--- BEGIN ENTRIES SUPPLIED ---

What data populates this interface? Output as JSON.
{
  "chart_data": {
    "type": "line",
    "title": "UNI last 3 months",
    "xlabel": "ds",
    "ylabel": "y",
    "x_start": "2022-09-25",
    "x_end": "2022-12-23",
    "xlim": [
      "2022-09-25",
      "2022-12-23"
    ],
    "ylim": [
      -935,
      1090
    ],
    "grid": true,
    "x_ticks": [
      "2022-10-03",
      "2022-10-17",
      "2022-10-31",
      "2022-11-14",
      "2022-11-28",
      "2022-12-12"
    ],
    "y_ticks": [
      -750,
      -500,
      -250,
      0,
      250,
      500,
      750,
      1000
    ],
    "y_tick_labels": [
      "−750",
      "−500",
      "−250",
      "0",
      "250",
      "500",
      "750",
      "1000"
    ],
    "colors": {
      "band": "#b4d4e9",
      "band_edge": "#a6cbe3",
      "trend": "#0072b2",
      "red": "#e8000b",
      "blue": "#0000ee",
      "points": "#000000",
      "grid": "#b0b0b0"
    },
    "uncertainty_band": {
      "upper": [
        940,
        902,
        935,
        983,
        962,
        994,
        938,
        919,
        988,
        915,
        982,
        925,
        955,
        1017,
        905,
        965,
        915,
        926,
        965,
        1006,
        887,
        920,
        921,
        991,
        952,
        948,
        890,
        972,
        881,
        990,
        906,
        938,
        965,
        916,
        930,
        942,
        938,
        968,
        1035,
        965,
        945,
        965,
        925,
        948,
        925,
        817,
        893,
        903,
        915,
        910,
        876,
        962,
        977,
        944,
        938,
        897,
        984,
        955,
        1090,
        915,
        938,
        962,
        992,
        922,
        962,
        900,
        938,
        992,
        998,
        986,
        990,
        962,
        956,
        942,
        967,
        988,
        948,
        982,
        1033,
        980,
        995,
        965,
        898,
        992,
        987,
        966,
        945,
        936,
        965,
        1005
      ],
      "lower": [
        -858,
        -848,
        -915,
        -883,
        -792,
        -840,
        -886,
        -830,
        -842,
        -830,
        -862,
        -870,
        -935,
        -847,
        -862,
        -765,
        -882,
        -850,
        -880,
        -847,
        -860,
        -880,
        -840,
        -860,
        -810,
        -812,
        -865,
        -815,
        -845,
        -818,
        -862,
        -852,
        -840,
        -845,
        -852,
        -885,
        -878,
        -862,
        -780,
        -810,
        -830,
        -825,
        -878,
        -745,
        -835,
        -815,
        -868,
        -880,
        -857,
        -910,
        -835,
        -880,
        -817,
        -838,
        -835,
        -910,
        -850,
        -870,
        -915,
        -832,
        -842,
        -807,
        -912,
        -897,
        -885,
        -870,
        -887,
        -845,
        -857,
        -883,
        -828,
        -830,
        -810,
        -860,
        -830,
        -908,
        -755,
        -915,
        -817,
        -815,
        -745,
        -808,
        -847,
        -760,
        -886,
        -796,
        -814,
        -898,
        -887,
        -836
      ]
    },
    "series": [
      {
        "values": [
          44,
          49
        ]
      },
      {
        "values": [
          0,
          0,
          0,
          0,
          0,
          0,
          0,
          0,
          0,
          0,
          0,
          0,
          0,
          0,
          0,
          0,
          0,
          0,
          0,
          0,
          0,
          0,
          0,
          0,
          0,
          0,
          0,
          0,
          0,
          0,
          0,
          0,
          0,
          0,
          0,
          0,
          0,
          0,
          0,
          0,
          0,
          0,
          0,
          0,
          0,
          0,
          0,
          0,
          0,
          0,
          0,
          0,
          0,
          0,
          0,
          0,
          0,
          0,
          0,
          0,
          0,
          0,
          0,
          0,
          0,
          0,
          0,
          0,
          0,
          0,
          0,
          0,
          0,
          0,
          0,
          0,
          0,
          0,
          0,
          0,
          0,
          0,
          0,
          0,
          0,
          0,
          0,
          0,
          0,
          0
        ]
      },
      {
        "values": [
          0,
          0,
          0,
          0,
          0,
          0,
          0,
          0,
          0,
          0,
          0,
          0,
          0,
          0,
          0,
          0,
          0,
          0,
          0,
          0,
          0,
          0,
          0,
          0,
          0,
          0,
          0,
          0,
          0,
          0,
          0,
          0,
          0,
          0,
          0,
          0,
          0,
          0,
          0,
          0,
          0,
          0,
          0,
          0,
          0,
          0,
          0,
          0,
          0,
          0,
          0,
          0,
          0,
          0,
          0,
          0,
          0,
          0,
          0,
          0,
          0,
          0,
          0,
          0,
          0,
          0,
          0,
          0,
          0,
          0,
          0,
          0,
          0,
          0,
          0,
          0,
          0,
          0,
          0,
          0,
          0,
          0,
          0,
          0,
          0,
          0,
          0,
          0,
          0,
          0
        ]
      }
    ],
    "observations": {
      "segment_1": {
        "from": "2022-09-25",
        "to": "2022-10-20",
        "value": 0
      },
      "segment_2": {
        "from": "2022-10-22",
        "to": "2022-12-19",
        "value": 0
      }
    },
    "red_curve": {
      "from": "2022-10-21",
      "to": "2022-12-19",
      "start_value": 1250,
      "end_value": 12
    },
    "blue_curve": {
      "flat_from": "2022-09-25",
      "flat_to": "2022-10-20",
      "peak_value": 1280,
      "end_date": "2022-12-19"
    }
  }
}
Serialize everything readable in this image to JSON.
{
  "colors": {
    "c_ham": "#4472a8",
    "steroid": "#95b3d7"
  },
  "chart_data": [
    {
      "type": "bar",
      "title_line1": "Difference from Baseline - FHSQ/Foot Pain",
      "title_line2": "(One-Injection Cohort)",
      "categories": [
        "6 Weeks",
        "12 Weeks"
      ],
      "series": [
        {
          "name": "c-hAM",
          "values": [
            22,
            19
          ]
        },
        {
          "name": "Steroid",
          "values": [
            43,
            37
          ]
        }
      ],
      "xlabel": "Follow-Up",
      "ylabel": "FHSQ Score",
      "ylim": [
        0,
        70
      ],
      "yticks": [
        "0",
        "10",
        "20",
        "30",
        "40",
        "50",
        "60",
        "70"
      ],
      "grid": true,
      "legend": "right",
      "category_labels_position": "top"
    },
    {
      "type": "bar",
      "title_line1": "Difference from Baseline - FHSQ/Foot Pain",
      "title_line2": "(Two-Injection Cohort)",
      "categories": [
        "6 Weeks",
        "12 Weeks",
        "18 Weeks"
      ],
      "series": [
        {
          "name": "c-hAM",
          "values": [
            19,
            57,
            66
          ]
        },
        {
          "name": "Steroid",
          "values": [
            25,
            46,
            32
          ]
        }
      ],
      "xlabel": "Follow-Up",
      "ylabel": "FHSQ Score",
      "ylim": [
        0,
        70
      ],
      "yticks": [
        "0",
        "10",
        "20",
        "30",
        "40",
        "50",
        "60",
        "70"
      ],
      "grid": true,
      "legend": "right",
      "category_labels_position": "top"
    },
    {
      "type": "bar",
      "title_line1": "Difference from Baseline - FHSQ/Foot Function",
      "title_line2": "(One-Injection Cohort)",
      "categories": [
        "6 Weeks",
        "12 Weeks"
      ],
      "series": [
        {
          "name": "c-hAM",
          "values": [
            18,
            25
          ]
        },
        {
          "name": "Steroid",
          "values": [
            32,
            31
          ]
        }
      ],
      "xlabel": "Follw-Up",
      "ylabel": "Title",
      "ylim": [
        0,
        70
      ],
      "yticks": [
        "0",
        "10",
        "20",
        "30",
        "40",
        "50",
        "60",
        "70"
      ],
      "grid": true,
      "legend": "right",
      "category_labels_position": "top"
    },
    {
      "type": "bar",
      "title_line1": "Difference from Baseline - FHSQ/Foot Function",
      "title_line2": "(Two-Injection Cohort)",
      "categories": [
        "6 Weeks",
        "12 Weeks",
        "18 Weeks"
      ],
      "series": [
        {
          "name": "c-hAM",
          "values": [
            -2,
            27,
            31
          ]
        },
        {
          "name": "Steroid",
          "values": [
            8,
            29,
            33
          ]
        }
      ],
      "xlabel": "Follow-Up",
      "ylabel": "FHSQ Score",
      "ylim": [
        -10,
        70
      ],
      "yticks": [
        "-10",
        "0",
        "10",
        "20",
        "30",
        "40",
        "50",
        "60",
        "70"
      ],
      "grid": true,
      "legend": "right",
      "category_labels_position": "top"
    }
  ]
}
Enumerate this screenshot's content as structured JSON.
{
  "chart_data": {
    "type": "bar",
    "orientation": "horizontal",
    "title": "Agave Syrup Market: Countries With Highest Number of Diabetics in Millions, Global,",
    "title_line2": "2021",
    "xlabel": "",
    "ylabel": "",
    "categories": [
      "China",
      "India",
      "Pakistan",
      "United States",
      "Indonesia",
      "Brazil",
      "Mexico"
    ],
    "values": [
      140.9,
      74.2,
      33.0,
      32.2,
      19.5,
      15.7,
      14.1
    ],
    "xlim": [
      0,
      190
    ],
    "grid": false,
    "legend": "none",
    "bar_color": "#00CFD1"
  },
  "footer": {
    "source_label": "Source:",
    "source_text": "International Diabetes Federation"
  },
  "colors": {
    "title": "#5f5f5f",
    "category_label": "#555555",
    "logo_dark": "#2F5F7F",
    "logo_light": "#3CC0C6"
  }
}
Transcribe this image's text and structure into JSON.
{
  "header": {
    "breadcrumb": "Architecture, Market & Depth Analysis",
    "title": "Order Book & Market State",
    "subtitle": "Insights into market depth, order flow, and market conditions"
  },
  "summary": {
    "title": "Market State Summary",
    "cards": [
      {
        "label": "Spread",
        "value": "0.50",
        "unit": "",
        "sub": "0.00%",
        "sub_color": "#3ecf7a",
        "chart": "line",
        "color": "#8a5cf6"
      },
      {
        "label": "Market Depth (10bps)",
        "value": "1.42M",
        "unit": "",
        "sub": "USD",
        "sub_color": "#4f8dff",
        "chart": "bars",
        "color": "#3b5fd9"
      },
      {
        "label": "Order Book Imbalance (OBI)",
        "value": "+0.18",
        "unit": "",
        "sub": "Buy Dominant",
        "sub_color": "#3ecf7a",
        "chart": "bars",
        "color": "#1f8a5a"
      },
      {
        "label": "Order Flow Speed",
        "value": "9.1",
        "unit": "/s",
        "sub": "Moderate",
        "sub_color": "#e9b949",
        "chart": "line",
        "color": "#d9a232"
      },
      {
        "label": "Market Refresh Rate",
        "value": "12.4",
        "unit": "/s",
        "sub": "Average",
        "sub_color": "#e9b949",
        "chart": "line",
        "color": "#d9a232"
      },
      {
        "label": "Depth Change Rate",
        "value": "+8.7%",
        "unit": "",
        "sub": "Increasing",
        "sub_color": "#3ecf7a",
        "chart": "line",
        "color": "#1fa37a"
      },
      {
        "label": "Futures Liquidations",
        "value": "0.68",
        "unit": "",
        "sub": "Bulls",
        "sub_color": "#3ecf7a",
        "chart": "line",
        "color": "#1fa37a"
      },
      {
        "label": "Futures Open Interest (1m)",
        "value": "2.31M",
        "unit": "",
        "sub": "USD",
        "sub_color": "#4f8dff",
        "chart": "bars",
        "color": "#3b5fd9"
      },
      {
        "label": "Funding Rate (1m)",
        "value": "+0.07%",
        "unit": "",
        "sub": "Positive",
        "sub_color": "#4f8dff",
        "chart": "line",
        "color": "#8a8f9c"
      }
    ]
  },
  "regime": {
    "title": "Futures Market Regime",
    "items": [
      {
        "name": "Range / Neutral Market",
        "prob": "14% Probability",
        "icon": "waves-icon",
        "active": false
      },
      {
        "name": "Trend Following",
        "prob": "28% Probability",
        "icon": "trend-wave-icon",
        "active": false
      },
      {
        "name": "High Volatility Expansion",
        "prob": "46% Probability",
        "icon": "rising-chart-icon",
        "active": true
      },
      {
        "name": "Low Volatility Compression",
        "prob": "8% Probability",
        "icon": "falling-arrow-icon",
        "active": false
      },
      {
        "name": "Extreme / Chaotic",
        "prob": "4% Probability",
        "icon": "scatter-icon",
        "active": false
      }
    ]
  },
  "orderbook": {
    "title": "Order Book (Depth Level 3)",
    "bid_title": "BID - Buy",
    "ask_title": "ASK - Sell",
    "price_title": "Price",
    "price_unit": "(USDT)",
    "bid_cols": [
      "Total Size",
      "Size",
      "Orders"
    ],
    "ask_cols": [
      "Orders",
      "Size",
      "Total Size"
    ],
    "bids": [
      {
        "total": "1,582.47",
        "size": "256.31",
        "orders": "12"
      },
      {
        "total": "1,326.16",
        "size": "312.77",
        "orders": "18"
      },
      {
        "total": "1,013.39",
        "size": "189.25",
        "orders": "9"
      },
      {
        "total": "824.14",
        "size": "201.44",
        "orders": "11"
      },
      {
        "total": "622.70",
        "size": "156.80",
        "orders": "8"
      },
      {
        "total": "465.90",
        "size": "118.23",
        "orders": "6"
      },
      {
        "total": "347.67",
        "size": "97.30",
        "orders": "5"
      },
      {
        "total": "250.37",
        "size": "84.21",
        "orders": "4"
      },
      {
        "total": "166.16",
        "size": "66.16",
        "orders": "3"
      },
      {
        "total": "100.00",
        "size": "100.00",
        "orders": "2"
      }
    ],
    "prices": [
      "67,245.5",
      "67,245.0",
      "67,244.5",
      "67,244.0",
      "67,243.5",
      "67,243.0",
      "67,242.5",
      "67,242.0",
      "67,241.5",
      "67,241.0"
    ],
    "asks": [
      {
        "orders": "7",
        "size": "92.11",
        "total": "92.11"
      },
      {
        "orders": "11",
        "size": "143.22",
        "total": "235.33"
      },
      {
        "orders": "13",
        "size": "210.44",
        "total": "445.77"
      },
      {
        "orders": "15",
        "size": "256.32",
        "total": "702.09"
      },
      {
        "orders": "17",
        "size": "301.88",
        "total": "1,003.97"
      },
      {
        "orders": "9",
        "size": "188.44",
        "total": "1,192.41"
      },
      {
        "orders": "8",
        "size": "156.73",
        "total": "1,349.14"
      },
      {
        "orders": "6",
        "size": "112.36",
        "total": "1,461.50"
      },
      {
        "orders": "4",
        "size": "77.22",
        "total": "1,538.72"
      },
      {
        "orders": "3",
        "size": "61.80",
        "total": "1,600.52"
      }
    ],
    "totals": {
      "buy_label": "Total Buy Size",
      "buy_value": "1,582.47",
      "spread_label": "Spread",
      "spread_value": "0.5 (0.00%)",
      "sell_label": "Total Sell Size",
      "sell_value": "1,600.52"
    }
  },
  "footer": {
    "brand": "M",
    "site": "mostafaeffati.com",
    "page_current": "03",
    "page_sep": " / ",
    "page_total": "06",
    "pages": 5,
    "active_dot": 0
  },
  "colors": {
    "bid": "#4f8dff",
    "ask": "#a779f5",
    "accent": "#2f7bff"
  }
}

--- END ENTRIES SUPPLIED ---

EXERCISE PROMPT: Read the entries and pick out all lines that include the word "Volatility".

ANSWER TO THE EXERCISE:
        "name": "High Volatility Expansion",
        "name": "Low Volatility Compression",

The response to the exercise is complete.